Scan the records for the string "name"; copy each line where it occurs.

***** GIVEN RECORDS *****

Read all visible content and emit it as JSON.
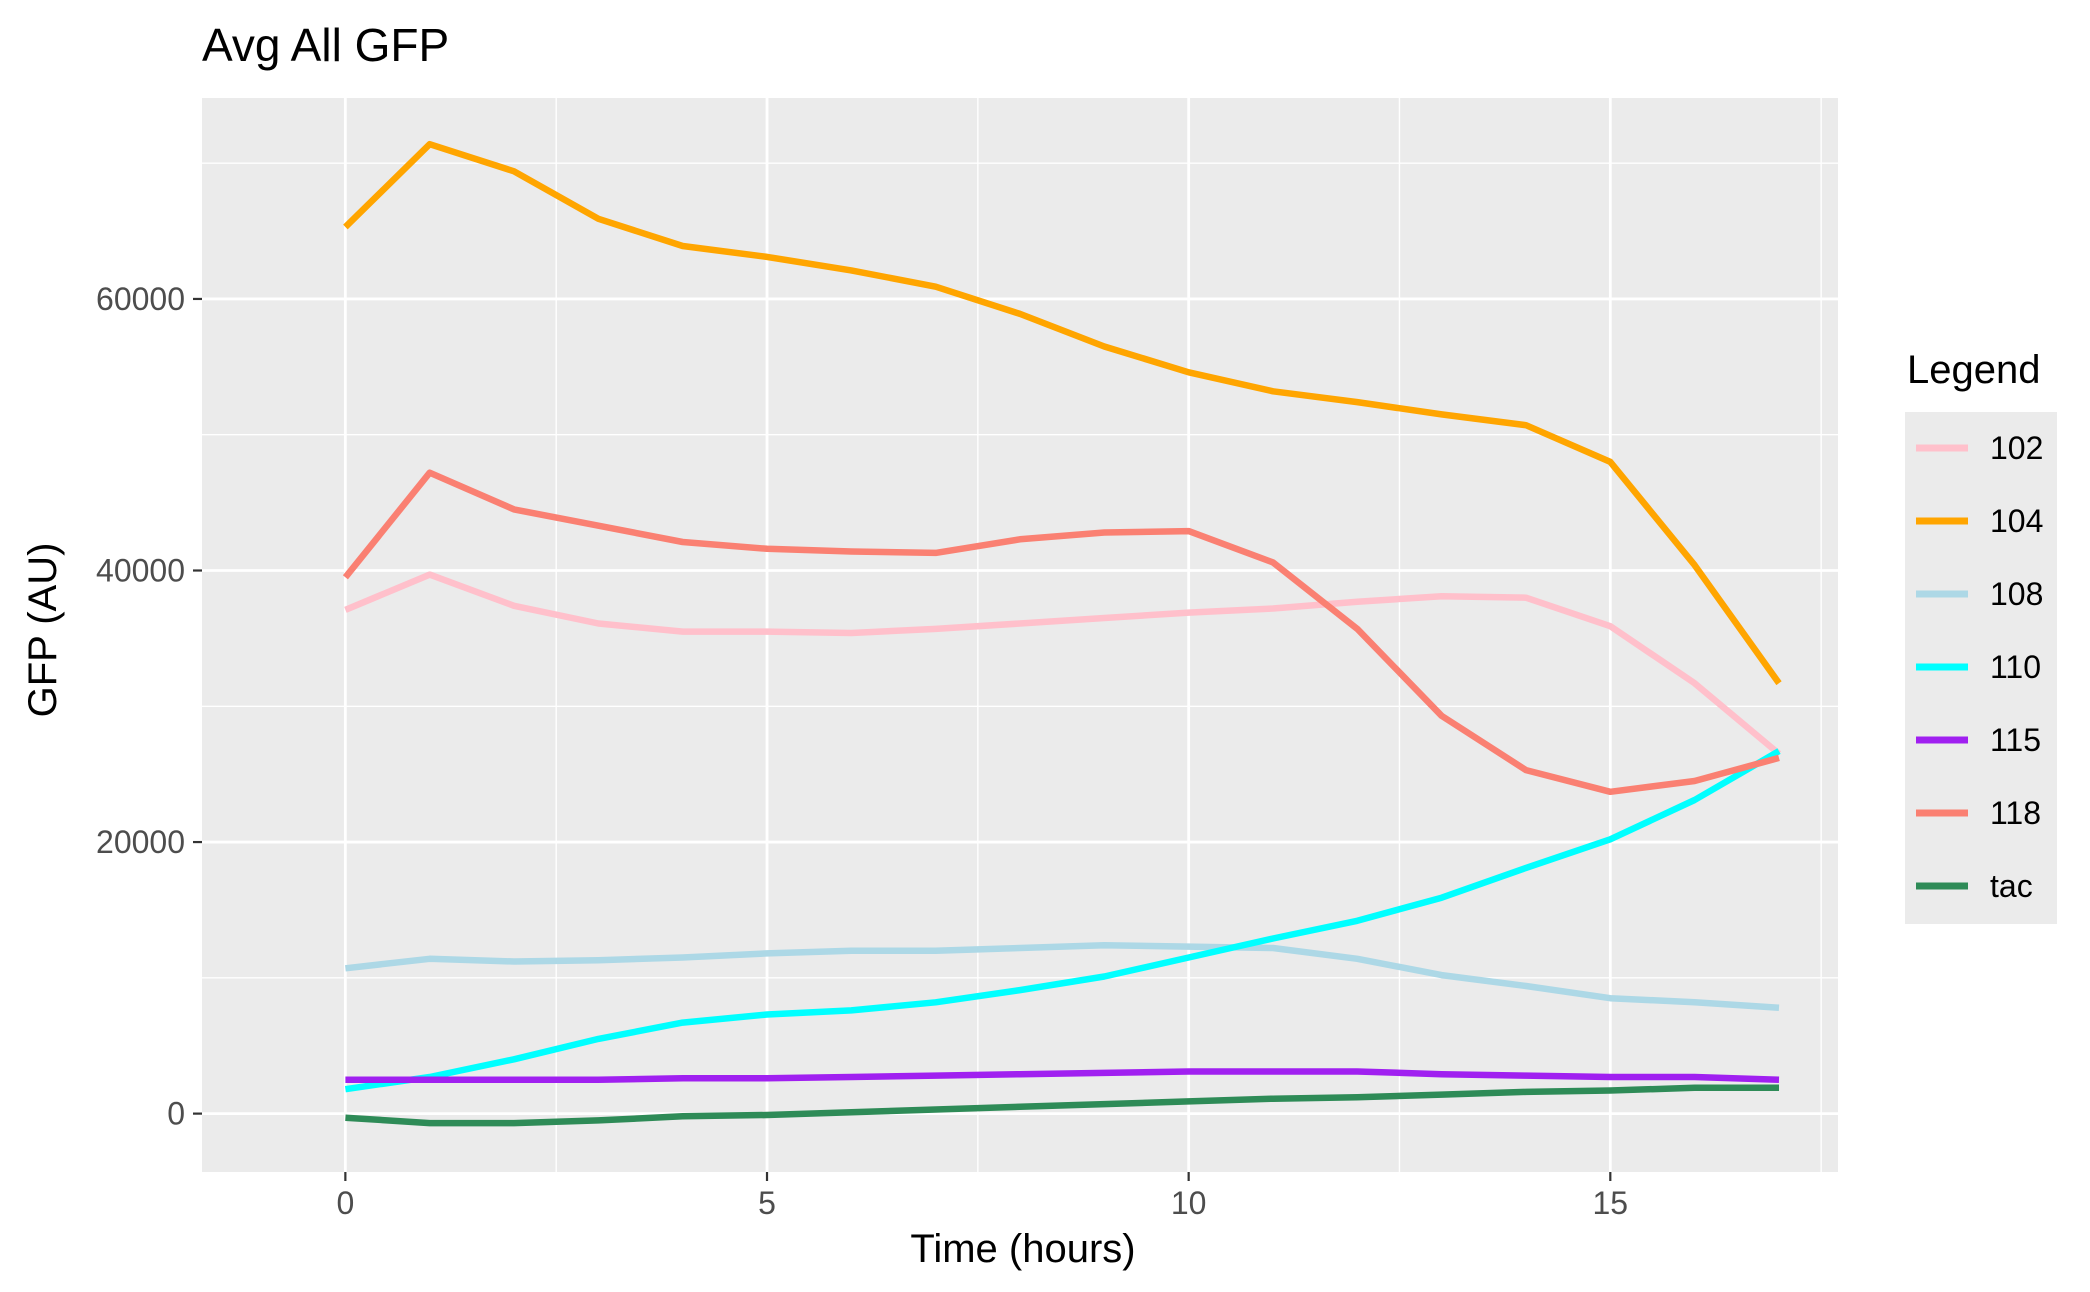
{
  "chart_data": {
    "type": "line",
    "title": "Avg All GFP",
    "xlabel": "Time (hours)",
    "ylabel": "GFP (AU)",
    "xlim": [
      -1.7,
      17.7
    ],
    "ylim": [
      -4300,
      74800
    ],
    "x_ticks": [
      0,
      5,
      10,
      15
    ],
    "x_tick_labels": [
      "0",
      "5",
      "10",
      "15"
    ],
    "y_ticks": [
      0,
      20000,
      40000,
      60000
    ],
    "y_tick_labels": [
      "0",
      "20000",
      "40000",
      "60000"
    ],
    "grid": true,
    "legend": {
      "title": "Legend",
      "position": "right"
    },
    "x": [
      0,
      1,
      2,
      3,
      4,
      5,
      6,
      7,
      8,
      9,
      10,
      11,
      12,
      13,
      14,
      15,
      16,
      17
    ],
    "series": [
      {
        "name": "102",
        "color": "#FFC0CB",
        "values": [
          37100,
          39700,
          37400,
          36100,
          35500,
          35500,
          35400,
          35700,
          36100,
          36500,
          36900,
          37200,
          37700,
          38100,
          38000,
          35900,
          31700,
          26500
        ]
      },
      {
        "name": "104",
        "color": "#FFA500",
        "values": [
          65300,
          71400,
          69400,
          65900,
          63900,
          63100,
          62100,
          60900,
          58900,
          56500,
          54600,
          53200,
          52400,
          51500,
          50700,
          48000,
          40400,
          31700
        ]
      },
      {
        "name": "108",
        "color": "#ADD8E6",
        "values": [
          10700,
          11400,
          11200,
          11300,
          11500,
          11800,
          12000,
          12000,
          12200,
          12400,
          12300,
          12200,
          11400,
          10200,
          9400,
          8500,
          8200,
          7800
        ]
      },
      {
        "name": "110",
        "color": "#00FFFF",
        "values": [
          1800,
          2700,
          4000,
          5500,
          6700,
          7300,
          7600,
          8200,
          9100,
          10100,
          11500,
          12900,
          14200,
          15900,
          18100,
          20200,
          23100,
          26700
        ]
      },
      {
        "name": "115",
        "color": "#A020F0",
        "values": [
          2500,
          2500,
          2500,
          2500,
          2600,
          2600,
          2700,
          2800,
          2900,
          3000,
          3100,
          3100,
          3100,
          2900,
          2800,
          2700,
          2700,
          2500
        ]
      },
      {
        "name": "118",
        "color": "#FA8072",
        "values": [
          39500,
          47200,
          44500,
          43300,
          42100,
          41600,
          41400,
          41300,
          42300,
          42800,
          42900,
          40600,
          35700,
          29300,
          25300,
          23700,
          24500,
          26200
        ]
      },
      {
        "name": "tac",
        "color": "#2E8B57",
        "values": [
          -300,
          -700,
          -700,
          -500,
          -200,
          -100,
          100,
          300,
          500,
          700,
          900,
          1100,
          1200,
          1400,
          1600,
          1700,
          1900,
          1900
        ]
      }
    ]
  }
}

*****

TASK OUTPUT
        "name": "102",
        "name": "104",
        "name": "108",
        "name": "110",
        "name": "115",
        "name": "118",
        "name": "tac",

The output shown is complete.